begin DATASET EXTRACT

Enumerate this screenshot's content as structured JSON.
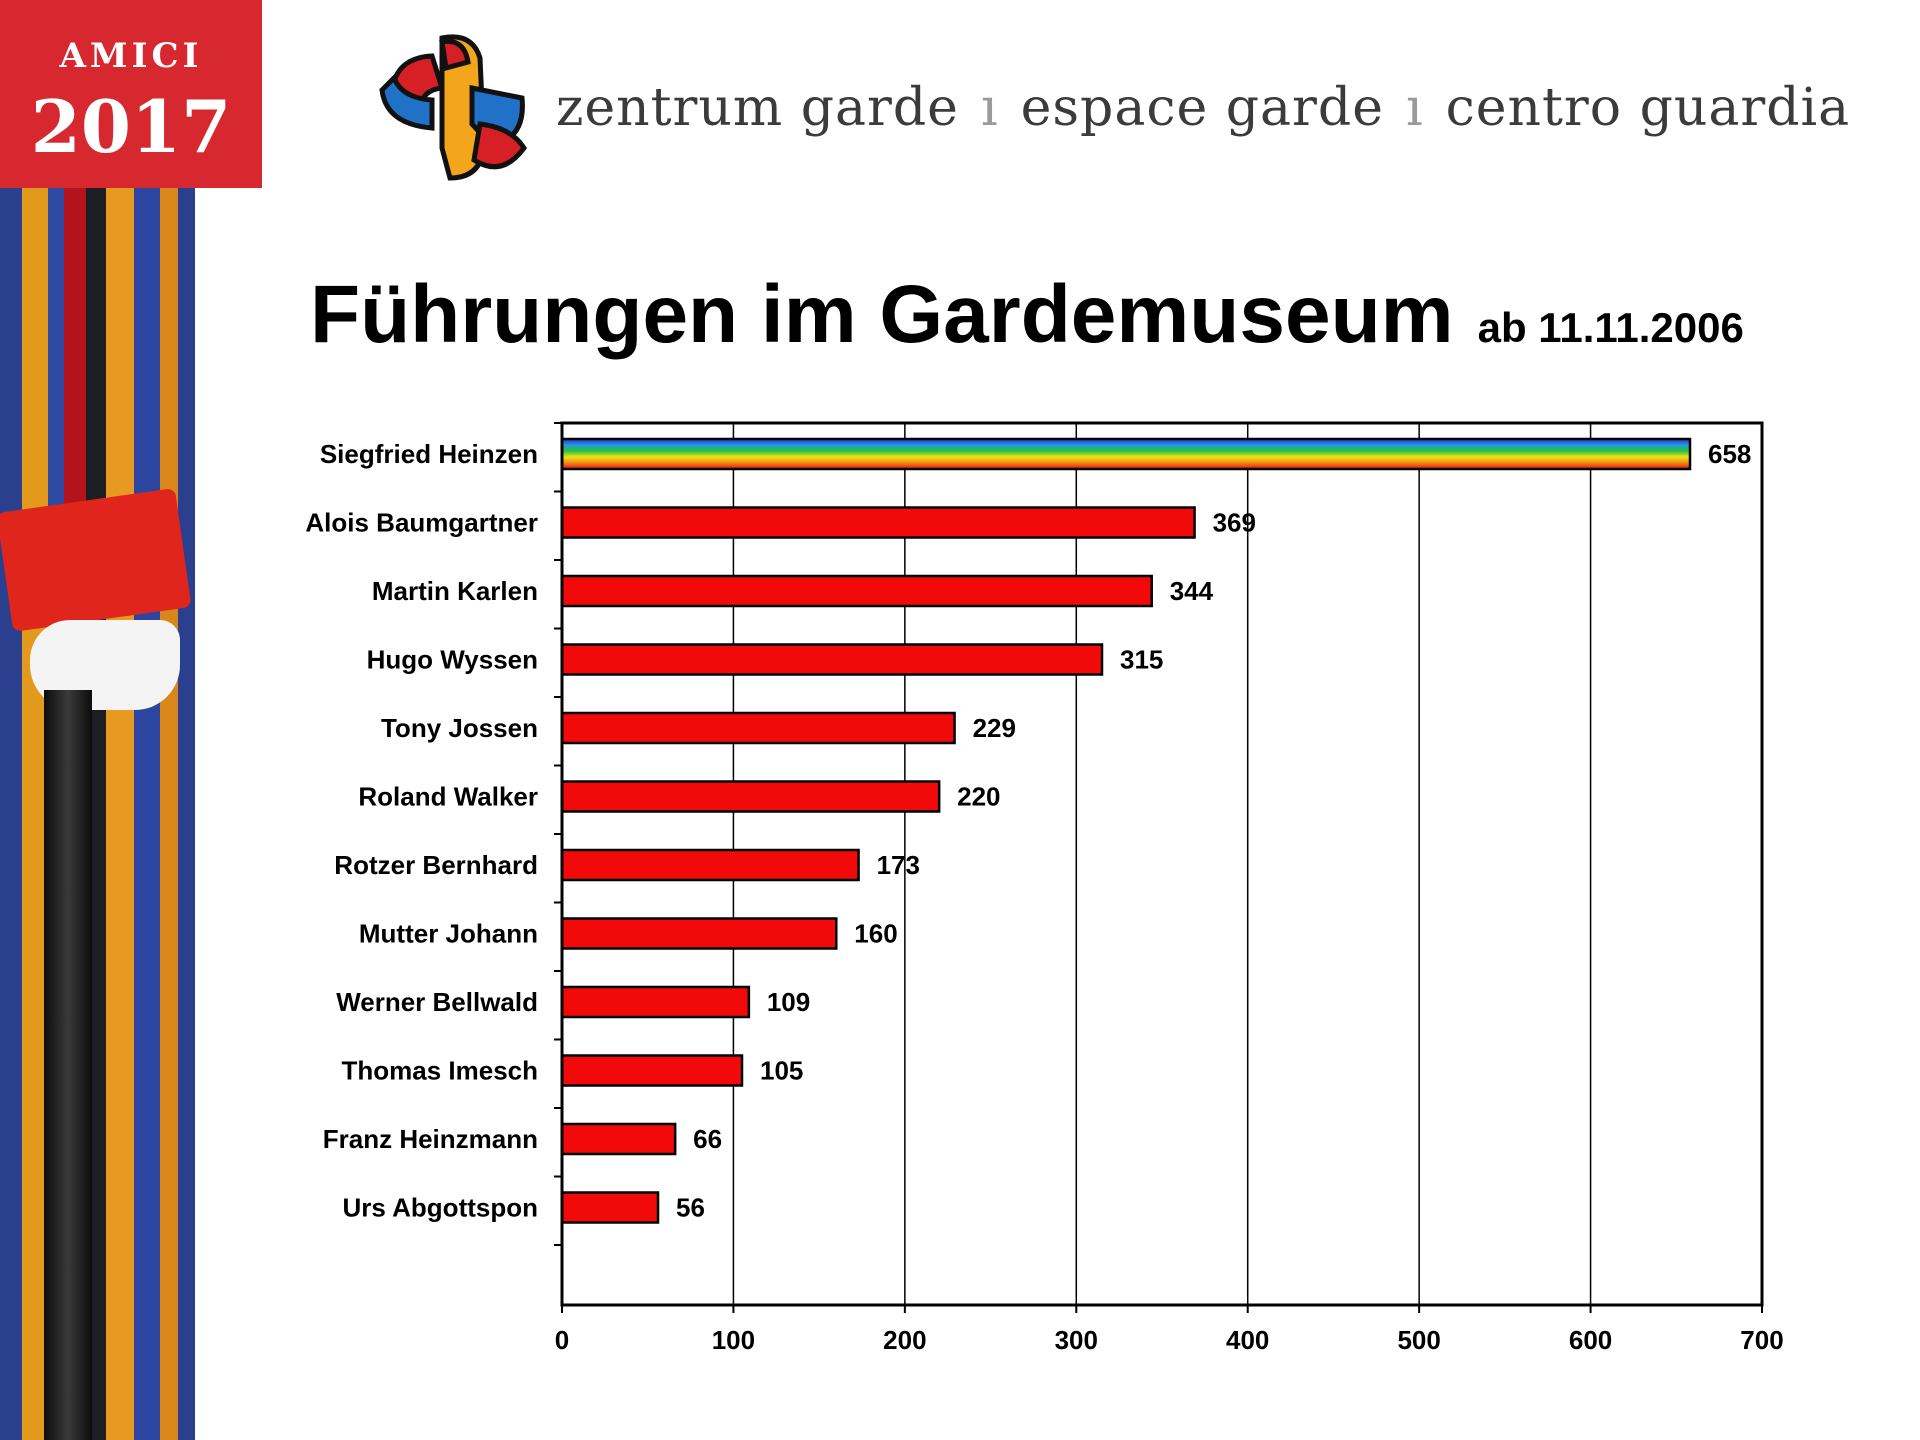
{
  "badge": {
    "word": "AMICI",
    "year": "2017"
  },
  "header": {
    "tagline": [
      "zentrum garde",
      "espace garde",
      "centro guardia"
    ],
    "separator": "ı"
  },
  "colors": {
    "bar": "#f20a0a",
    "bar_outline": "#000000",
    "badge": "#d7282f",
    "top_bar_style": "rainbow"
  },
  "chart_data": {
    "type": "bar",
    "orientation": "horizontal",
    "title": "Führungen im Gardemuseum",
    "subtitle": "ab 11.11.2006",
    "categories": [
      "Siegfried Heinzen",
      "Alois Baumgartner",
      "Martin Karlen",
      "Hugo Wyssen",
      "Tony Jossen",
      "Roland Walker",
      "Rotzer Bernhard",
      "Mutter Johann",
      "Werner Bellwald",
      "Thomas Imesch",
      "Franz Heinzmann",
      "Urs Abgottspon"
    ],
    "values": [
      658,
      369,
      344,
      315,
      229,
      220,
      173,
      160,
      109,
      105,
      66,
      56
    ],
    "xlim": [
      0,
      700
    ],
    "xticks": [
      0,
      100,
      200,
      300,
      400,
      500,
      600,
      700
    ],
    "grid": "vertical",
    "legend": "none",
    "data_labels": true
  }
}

end DATASET EXTRACT

**WRITTEN PROBLEM**
Transcribe the listing in full and omit the pictures.

**CORRECT RESULT**
Enumerate this screenshot's content as structured JSON.
{
  "badge": {
    "word": "AMICI",
    "year": "2017"
  },
  "header": {
    "tagline": [
      "zentrum garde",
      "espace garde",
      "centro guardia"
    ],
    "separator": "ı"
  },
  "colors": {
    "bar": "#f20a0a",
    "bar_outline": "#000000",
    "badge": "#d7282f",
    "top_bar_style": "rainbow"
  },
  "chart_data": {
    "type": "bar",
    "orientation": "horizontal",
    "title": "Führungen im Gardemuseum",
    "subtitle": "ab 11.11.2006",
    "categories": [
      "Siegfried Heinzen",
      "Alois Baumgartner",
      "Martin Karlen",
      "Hugo Wyssen",
      "Tony Jossen",
      "Roland Walker",
      "Rotzer Bernhard",
      "Mutter Johann",
      "Werner Bellwald",
      "Thomas Imesch",
      "Franz Heinzmann",
      "Urs Abgottspon"
    ],
    "values": [
      658,
      369,
      344,
      315,
      229,
      220,
      173,
      160,
      109,
      105,
      66,
      56
    ],
    "xlim": [
      0,
      700
    ],
    "xticks": [
      0,
      100,
      200,
      300,
      400,
      500,
      600,
      700
    ],
    "grid": "vertical",
    "legend": "none",
    "data_labels": true
  }
}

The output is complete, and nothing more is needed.